- _Assigned task 1_: Print, word for word, the part of the text on peer support and support groups that opens with the words containing "A support group is" and closes with "and support groups.".
- _Assigned task 2_: Write what comes next in the text on peer support and support groups, picking up after its final line.

- _Document section_:
□ □ □ □ □ □ □

Peer support means somebody like you — a peer — is helping you out.
A support group is a bunch of peers who get together at a certain time to help each other.
That’s the main difference of peer support vs. a support group. One’s about the individual, the other is about the group.
We need peer support and support groups for two main reasons:
- Doctors, nurses, and social workers can’t be everywhere all the time.
- We’re more likely to trust people who’ve walked in our shoes.
Think about it: You may not identify completely with your doctor. You might think, “what do they know about MY situation?”
It’s another thing for somebody who actually has your medical problems — they know what your pain feels like, both emotional and physical.
So, let’s dig a little deeper into the differences between peer support and support groups.
Peer support: Learning from people in your situation
Scientists noticed a long time ago that people tend to trust other people who have gone through similar problems.
If you’ve been diagnosed HIV positive, your doctor can give you all types of information about the disease, how to treat it, and what to look out for. However, doctors don’t always provide emotional support, which can be just as important as knowing the science of HIV. After all, there’s so much you don’t know at first:
- How do you get your meds?

□ □ □ □ □ □ □

- _Stored data_:
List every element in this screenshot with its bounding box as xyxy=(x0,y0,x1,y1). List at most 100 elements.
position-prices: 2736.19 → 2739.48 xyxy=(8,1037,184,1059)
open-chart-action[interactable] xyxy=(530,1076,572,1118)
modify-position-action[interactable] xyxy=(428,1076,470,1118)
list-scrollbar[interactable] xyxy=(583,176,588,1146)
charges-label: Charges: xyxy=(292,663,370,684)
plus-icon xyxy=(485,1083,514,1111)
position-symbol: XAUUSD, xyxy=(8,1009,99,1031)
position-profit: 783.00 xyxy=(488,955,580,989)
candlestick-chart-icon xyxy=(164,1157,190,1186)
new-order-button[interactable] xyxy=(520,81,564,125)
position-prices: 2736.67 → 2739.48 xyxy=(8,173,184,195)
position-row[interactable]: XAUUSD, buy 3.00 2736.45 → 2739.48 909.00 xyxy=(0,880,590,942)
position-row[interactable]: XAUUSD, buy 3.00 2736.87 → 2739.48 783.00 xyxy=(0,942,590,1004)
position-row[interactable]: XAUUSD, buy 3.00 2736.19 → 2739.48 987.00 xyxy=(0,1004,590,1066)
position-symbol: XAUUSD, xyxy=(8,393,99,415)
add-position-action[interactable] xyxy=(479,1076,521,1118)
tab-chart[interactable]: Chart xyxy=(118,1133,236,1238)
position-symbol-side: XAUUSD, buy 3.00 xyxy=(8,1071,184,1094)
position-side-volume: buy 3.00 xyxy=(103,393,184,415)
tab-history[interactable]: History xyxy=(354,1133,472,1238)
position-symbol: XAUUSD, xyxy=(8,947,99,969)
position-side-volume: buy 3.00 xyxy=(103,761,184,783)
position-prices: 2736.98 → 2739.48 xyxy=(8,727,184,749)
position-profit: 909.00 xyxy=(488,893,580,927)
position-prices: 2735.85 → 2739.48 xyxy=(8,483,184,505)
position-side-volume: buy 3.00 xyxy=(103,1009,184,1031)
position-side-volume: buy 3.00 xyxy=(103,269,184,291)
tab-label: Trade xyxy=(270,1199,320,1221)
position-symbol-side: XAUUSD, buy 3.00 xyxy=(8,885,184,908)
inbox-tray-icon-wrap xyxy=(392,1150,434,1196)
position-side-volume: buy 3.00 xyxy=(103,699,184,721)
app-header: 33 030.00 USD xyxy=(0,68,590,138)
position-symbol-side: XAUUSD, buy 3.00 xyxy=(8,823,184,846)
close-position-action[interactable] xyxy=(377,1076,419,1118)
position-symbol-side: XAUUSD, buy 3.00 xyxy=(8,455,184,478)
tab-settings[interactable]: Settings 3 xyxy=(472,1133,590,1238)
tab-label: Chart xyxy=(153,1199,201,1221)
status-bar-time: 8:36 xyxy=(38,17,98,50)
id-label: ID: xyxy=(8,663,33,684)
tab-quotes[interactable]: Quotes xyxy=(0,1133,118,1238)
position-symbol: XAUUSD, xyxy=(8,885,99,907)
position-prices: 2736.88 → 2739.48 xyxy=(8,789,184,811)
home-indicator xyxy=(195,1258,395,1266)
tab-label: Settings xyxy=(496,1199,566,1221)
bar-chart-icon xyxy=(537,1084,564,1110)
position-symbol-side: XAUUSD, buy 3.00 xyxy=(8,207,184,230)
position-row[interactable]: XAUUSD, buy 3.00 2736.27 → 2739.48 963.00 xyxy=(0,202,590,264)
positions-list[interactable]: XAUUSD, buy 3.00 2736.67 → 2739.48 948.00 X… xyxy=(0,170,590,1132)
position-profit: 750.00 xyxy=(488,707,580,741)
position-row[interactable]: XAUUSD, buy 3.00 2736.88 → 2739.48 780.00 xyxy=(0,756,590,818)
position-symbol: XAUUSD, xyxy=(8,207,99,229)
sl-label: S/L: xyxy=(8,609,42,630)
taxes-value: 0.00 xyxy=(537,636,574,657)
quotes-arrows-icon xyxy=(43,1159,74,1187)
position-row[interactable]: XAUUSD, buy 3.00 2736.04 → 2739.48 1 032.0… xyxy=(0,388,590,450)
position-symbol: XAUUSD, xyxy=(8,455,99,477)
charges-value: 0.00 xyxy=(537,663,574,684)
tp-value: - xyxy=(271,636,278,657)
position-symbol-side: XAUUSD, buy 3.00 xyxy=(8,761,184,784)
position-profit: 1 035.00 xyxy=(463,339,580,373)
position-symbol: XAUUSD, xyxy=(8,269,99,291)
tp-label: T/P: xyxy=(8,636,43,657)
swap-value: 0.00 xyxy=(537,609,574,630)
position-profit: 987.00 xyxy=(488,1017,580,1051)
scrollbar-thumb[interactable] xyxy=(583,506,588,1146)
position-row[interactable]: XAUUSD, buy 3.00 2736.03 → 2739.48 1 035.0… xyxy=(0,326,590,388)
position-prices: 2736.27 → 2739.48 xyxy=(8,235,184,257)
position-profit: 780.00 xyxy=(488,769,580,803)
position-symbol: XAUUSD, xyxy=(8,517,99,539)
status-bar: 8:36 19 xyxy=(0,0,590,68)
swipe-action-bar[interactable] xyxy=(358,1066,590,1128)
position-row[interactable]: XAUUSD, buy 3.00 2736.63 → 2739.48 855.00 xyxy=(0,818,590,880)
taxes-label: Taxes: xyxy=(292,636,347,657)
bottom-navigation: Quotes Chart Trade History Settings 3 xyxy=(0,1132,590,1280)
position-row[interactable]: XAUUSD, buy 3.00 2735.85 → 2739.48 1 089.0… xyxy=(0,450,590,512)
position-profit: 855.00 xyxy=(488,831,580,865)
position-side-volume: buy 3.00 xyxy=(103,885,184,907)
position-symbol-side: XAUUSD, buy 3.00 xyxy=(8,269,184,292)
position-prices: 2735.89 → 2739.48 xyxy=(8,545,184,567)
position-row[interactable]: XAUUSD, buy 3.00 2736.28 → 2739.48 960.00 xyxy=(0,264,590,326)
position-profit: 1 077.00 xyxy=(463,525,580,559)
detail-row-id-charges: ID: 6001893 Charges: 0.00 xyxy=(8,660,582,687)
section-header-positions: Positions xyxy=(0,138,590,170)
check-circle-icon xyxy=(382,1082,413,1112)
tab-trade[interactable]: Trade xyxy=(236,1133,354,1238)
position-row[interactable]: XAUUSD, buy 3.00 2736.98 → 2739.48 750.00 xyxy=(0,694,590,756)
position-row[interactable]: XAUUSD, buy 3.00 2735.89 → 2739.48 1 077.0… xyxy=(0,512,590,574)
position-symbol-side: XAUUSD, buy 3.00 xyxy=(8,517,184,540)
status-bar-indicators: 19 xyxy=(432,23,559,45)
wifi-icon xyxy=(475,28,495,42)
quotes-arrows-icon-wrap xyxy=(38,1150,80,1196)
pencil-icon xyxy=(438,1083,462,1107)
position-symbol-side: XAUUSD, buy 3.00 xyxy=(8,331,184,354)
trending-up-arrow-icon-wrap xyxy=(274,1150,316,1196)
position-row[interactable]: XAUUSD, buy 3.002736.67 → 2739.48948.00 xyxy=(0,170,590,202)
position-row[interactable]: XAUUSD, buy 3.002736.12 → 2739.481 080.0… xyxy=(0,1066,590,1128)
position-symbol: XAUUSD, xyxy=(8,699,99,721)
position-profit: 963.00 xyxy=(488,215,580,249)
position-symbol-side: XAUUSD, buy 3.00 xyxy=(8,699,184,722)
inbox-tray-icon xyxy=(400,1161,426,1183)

□ □ □ □ □ □ □

- _Answer 1_:
A support group is a bunch of peers who get together at a certain time to help each other.
That’s the main difference of peer support vs. a support group. One’s about the individual, the other is about the group.
We need peer support and support groups for two main reasons:
- Doctors, nurses, and social workers can’t be everywhere all the time.
- We’re more likely to trust people who’ve walked in our shoes.
Think about it: You may not identify completely with your doctor. You might think, “what do they know about MY situation?”
It’s another thing for somebody who actually has your medical problems — they know what your pain feels like, both emotional and physical.
So, let’s dig a little deeper into the differences between peer support and support groups.

- _Answer 2_:
- How do you deal with side effects?
- How do you get healthy and get on with your life?
- Who do you turn to if doctors, nurses and social workers aren’t available?
- What do you say to your mom, your dad or your grandparents?
Folks in the medical profession can’t always answer those questions in a way that clicks with you. They talk their language, you talk yours.
Sometimes you need a translator who has already dealt with all the issues you’re going through now. That person is your peer supporter.
How a peer support group is different
Lots of local clinics create support groups for people living with HIV. This has pluses and minuses.
- On the plus side, everybody in the support group has HIV just like you do — it’s almost like a human library of knowledge about living with the virus. You can learn a lot in a short amount of time because you so have many people with different experiences and perspectives.
- On the minus side, the group might meet for a couple hours a month but isn’t available the rest of the time. You can always reach out to group members in person between meetings, but you lose the opportunity to talk to several people in the same sitting.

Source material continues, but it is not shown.